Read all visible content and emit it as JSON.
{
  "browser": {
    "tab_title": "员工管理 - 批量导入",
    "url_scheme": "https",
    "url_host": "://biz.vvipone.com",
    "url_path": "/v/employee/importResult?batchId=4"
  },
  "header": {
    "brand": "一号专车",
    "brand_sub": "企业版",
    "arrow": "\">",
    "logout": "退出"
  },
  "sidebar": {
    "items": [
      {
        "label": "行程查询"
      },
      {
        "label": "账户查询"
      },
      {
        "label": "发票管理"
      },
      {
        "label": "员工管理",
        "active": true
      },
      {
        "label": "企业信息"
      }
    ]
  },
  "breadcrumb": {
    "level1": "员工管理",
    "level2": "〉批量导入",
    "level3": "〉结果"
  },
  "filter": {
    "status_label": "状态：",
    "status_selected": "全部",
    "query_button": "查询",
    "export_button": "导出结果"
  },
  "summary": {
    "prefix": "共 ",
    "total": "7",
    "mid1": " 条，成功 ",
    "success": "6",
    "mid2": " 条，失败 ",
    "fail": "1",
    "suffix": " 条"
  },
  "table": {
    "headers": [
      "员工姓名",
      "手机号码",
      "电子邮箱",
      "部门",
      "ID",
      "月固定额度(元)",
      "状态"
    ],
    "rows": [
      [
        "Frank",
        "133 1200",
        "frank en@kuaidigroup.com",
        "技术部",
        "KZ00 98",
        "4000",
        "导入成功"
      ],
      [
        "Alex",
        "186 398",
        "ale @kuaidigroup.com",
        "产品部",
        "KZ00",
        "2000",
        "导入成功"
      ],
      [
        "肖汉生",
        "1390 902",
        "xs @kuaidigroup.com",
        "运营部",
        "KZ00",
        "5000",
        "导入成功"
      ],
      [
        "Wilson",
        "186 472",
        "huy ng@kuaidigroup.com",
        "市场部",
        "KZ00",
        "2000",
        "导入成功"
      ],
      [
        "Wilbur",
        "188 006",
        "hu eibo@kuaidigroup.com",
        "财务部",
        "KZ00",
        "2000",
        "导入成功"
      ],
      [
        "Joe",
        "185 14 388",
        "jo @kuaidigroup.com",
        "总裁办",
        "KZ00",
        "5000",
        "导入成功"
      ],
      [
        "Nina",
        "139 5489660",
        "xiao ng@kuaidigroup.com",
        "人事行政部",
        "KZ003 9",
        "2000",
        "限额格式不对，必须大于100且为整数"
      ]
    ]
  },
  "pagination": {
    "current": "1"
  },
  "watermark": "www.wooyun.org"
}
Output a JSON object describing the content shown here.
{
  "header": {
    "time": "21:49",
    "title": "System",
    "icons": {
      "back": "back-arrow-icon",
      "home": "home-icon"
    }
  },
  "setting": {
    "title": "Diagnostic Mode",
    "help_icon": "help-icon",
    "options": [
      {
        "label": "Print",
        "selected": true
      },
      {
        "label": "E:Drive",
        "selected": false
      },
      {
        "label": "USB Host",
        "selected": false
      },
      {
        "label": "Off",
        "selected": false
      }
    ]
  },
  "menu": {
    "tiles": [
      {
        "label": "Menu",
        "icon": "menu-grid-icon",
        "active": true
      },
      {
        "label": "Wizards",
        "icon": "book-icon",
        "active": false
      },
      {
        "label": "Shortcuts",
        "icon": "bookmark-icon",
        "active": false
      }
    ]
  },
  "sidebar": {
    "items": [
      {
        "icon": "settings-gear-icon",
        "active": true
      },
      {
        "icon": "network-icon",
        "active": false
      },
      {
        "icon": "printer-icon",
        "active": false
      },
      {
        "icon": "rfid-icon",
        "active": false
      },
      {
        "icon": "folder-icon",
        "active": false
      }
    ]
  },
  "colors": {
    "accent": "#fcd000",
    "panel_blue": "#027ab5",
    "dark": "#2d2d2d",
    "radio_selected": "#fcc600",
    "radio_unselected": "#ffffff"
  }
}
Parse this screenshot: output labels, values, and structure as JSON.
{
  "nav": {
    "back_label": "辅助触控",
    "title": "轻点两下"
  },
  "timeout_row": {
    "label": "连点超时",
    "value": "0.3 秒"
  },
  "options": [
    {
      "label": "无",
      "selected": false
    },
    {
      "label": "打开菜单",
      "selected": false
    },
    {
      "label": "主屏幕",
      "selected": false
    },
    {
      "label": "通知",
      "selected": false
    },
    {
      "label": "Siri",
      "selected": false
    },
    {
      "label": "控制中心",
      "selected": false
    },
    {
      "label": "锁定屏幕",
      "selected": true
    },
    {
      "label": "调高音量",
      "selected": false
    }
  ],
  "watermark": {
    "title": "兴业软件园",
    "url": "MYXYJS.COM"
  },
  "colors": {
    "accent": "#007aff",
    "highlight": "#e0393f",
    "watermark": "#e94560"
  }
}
========================
### Task brief
Return exactly the lines from the line bearing "Parse this screenshot: output" to the end of the records, inclusive of both; include no other lines.

### Full solution
Parse this screenshot: output labels, values, and structure as JSON.
{
  "nav": {
    "back_label": "辅助触控",
    "title": "轻点两下"
  },
  "timeout_row": {
    "label": "连点超时",
    "value": "0.3 秒"
  },
  "options": [
    {
      "label": "无",
      "selected": false
    },
    {
      "label": "打开菜单",
      "selected": false
    },
    {
      "label": "主屏幕",
      "selected": false
    },
    {
      "label": "通知",
      "selected": false
    },
    {
      "label": "Siri",
      "selected": false
    },
    {
      "label": "控制中心",
      "selected": false
    },
    {
      "label": "锁定屏幕",
      "selected": true
    },
    {
      "label": "调高音量",
      "selected": false
    }
  ],
  "watermark": {
    "title": "兴业软件园",
    "url": "MYXYJS.COM"
  },
  "colors": {
    "accent": "#007aff",
    "highlight": "#e0393f",
    "watermark": "#e94560"
  }
}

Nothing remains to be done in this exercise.